Set down the records once more, please, exactly and with the pictures left out.

#####

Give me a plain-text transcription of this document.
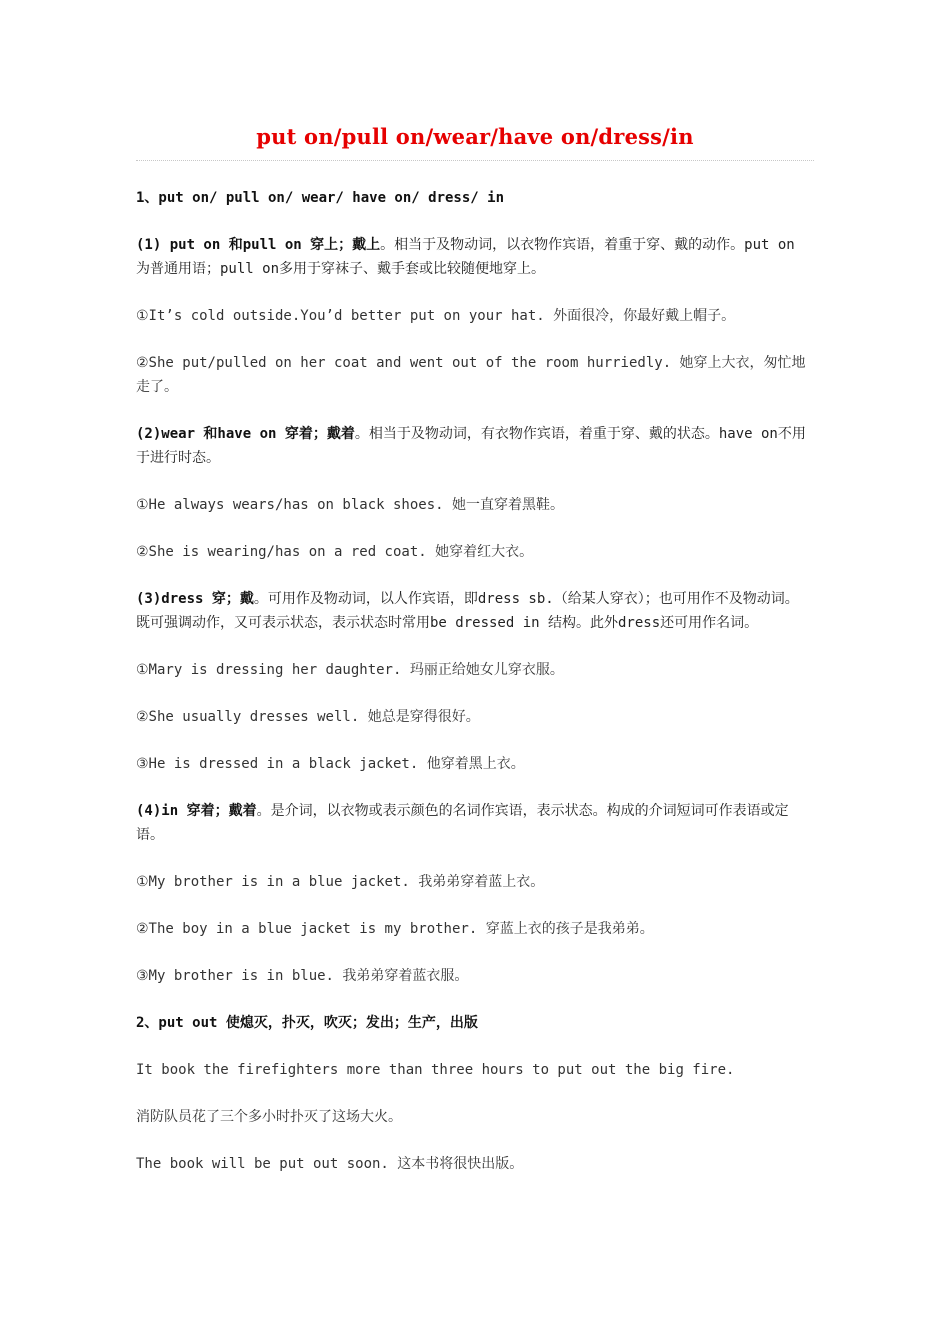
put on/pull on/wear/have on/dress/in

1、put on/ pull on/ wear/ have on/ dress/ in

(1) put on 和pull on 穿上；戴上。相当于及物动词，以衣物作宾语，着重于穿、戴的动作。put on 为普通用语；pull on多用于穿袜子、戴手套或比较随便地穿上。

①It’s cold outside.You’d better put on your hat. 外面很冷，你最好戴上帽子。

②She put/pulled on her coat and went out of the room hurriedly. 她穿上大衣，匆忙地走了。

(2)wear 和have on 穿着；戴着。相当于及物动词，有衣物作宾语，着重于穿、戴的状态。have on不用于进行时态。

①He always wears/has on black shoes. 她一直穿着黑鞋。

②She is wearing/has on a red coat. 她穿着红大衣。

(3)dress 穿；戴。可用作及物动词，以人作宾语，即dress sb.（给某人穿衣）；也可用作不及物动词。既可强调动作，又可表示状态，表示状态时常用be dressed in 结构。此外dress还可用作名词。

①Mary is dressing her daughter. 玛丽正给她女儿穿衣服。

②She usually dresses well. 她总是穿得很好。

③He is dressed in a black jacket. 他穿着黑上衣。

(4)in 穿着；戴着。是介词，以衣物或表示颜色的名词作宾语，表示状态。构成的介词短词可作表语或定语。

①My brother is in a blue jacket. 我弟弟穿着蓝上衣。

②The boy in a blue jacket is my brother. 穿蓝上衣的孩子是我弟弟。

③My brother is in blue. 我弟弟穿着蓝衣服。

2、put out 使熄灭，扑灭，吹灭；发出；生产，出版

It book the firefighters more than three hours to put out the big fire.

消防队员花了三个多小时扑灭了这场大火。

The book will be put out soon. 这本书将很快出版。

#####

_Full answer:_
Give me a plain-text transcription of this document.
put on/pull on/wear/have on/dress/in

1、put on/ pull on/ wear/ have on/ dress/ in

(1) put on 和pull on 穿上；戴上。相当于及物动词，以衣物作宾语，着重于穿、戴的动作。put on 为普通用语；pull on多用于穿袜子、戴手套或比较随便地穿上。

①It’s cold outside.You’d better put on your hat. 外面很冷，你最好戴上帽子。

②She put/pulled on her coat and went out of the room hurriedly. 她穿上大衣，匆忙地走了。

(2)wear 和have on 穿着；戴着。相当于及物动词，有衣物作宾语，着重于穿、戴的状态。have on不用于进行时态。

①He always wears/has on black shoes. 她一直穿着黑鞋。

②She is wearing/has on a red coat. 她穿着红大衣。

(3)dress 穿；戴。可用作及物动词，以人作宾语，即dress sb.（给某人穿衣）；也可用作不及物动词。既可强调动作，又可表示状态，表示状态时常用be dressed in 结构。此外dress还可用作名词。

①Mary is dressing her daughter. 玛丽正给她女儿穿衣服。

②She usually dresses well. 她总是穿得很好。

③He is dressed in a black jacket. 他穿着黑上衣。

(4)in 穿着；戴着。是介词，以衣物或表示颜色的名词作宾语，表示状态。构成的介词短词可作表语或定语。

①My brother is in a blue jacket. 我弟弟穿着蓝上衣。

②The boy in a blue jacket is my brother. 穿蓝上衣的孩子是我弟弟。

③My brother is in blue. 我弟弟穿着蓝衣服。

2、put out 使熄灭，扑灭，吹灭；发出；生产，出版

It book the firefighters more than three hours to put out the big fire.

消防队员花了三个多小时扑灭了这场大火。

The book will be put out soon. 这本书将很快出版。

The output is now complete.